| Instruction |
Leave out the pictures and copy the remaining records exactly.

[Data extracted from a collection]
------------------------------------------------------------

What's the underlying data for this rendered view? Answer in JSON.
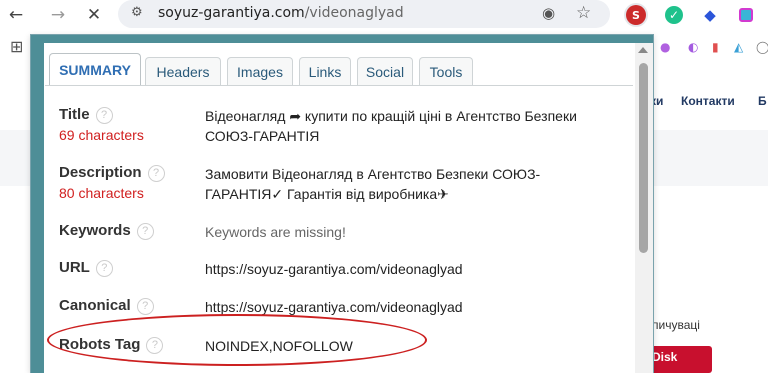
{
  "browser": {
    "nav": {
      "back_icon": "←",
      "forward_icon": "→",
      "close_icon": "✕"
    },
    "address_bar": {
      "domain": "soyuz-garantiya.com",
      "path": "/videonaglyad"
    },
    "extensions": {
      "seo_badge": "S",
      "check_icon": "✓",
      "tag_icon": "◆"
    },
    "bookmarks": {
      "apps_icon": "⊞"
    }
  },
  "webpage": {
    "nav_links": [
      "ки",
      "Контакти",
      "Б"
    ],
    "snippet": "пичуваці",
    "badge": "Disk"
  },
  "seo_popup": {
    "tabs": [
      {
        "label": "SUMMARY",
        "active": true
      },
      {
        "label": "Headers",
        "active": false
      },
      {
        "label": "Images",
        "active": false
      },
      {
        "label": "Links",
        "active": false
      },
      {
        "label": "Social",
        "active": false
      },
      {
        "label": "Tools",
        "active": false
      }
    ],
    "help_glyph": "?",
    "rows": {
      "title": {
        "label": "Title",
        "sub": "69 characters",
        "value": "Відеонагляд ➦ купити по кращій ціні в Агентство Безпеки СОЮЗ-ГАРАНТІЯ"
      },
      "description": {
        "label": "Description",
        "sub": "80 characters",
        "value": "Замовити Відеонагляд в Агентство Безпеки СОЮЗ-ГАРАНТІЯ✓ Гарантія від виробника✈"
      },
      "keywords": {
        "label": "Keywords",
        "value": "Keywords are missing!"
      },
      "url": {
        "label": "URL",
        "value": "https://soyuz-garantiya.com/videonaglyad"
      },
      "canonical": {
        "label": "Canonical",
        "value": "https://soyuz-garantiya.com/videonaglyad"
      },
      "robots": {
        "label": "Robots Tag",
        "value": "NOINDEX,NOFOLLOW"
      }
    }
  },
  "colors": {
    "frame": "#4e8e97",
    "active_tab_text": "#2f6eb3",
    "char_count": "#d12020",
    "highlight_ring": "#cc2020",
    "nav_link": "#223a63",
    "badge_bg": "#c8102e"
  }
}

------------------------------------------------------------

| Solution to the problem |
What's the underlying data for this rendered view? Answer in JSON.
{
  "browser": {
    "nav": {
      "back_icon": "←",
      "forward_icon": "→",
      "close_icon": "✕"
    },
    "address_bar": {
      "domain": "soyuz-garantiya.com",
      "path": "/videonaglyad"
    },
    "extensions": {
      "seo_badge": "S",
      "check_icon": "✓",
      "tag_icon": "◆"
    },
    "bookmarks": {
      "apps_icon": "⊞"
    }
  },
  "webpage": {
    "nav_links": [
      "ки",
      "Контакти",
      "Б"
    ],
    "snippet": "пичуваці",
    "badge": "Disk"
  },
  "seo_popup": {
    "tabs": [
      {
        "label": "SUMMARY",
        "active": true
      },
      {
        "label": "Headers",
        "active": false
      },
      {
        "label": "Images",
        "active": false
      },
      {
        "label": "Links",
        "active": false
      },
      {
        "label": "Social",
        "active": false
      },
      {
        "label": "Tools",
        "active": false
      }
    ],
    "help_glyph": "?",
    "rows": {
      "title": {
        "label": "Title",
        "sub": "69 characters",
        "value": "Відеонагляд ➦ купити по кращій ціні в Агентство Безпеки СОЮЗ-ГАРАНТІЯ"
      },
      "description": {
        "label": "Description",
        "sub": "80 characters",
        "value": "Замовити Відеонагляд в Агентство Безпеки СОЮЗ-ГАРАНТІЯ✓ Гарантія від виробника✈"
      },
      "keywords": {
        "label": "Keywords",
        "value": "Keywords are missing!"
      },
      "url": {
        "label": "URL",
        "value": "https://soyuz-garantiya.com/videonaglyad"
      },
      "canonical": {
        "label": "Canonical",
        "value": "https://soyuz-garantiya.com/videonaglyad"
      },
      "robots": {
        "label": "Robots Tag",
        "value": "NOINDEX,NOFOLLOW"
      }
    }
  },
  "colors": {
    "frame": "#4e8e97",
    "active_tab_text": "#2f6eb3",
    "char_count": "#d12020",
    "highlight_ring": "#cc2020",
    "nav_link": "#223a63",
    "badge_bg": "#c8102e"
  }
}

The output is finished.